[START Data shown]

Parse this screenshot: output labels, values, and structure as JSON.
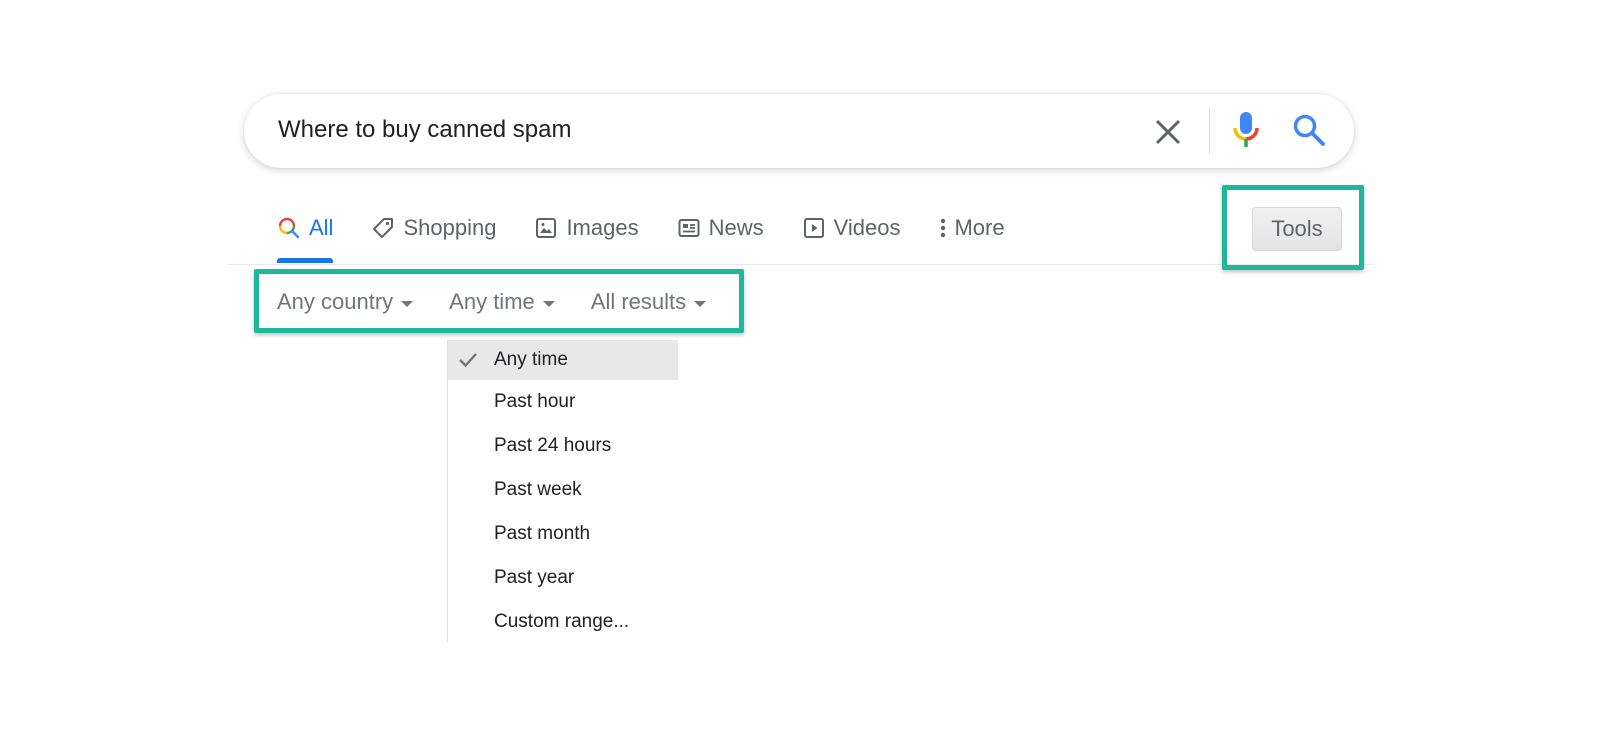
{
  "search": {
    "query": "Where to buy canned spam",
    "clear_icon": "close-icon",
    "voice_icon": "microphone-icon",
    "search_icon": "search-icon"
  },
  "tabs": [
    {
      "label": "All",
      "icon": "search-multicolor-icon",
      "active": true
    },
    {
      "label": "Shopping",
      "icon": "tag-icon",
      "active": false
    },
    {
      "label": "Images",
      "icon": "image-icon",
      "active": false
    },
    {
      "label": "News",
      "icon": "newspaper-icon",
      "active": false
    },
    {
      "label": "Videos",
      "icon": "play-icon",
      "active": false
    },
    {
      "label": "More",
      "icon": "more-vertical-icon",
      "active": false
    }
  ],
  "tools": {
    "label": "Tools"
  },
  "filters": [
    {
      "label": "Any country"
    },
    {
      "label": "Any time"
    },
    {
      "label": "All results"
    }
  ],
  "time_menu": {
    "selected": "Any time",
    "items": [
      {
        "label": "Any time",
        "selected": true
      },
      {
        "label": "Past hour",
        "selected": false
      },
      {
        "label": "Past 24 hours",
        "selected": false
      },
      {
        "label": "Past week",
        "selected": false
      },
      {
        "label": "Past month",
        "selected": false
      },
      {
        "label": "Past year",
        "selected": false
      },
      {
        "label": "Custom range...",
        "selected": false
      }
    ]
  },
  "colors": {
    "accent": "#1a73e8",
    "highlight": "#1db79a",
    "text_secondary": "#5f6368"
  }
}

[END Data shown]

» Exercise description
Pictures are not part of the copy; output everything else in the records exactly.

» Full solution
Parse this screenshot: output labels, values, and structure as JSON.
{
  "search": {
    "query": "Where to buy canned spam",
    "clear_icon": "close-icon",
    "voice_icon": "microphone-icon",
    "search_icon": "search-icon"
  },
  "tabs": [
    {
      "label": "All",
      "icon": "search-multicolor-icon",
      "active": true
    },
    {
      "label": "Shopping",
      "icon": "tag-icon",
      "active": false
    },
    {
      "label": "Images",
      "icon": "image-icon",
      "active": false
    },
    {
      "label": "News",
      "icon": "newspaper-icon",
      "active": false
    },
    {
      "label": "Videos",
      "icon": "play-icon",
      "active": false
    },
    {
      "label": "More",
      "icon": "more-vertical-icon",
      "active": false
    }
  ],
  "tools": {
    "label": "Tools"
  },
  "filters": [
    {
      "label": "Any country"
    },
    {
      "label": "Any time"
    },
    {
      "label": "All results"
    }
  ],
  "time_menu": {
    "selected": "Any time",
    "items": [
      {
        "label": "Any time",
        "selected": true
      },
      {
        "label": "Past hour",
        "selected": false
      },
      {
        "label": "Past 24 hours",
        "selected": false
      },
      {
        "label": "Past week",
        "selected": false
      },
      {
        "label": "Past month",
        "selected": false
      },
      {
        "label": "Past year",
        "selected": false
      },
      {
        "label": "Custom range...",
        "selected": false
      }
    ]
  },
  "colors": {
    "accent": "#1a73e8",
    "highlight": "#1db79a",
    "text_secondary": "#5f6368"
  }
}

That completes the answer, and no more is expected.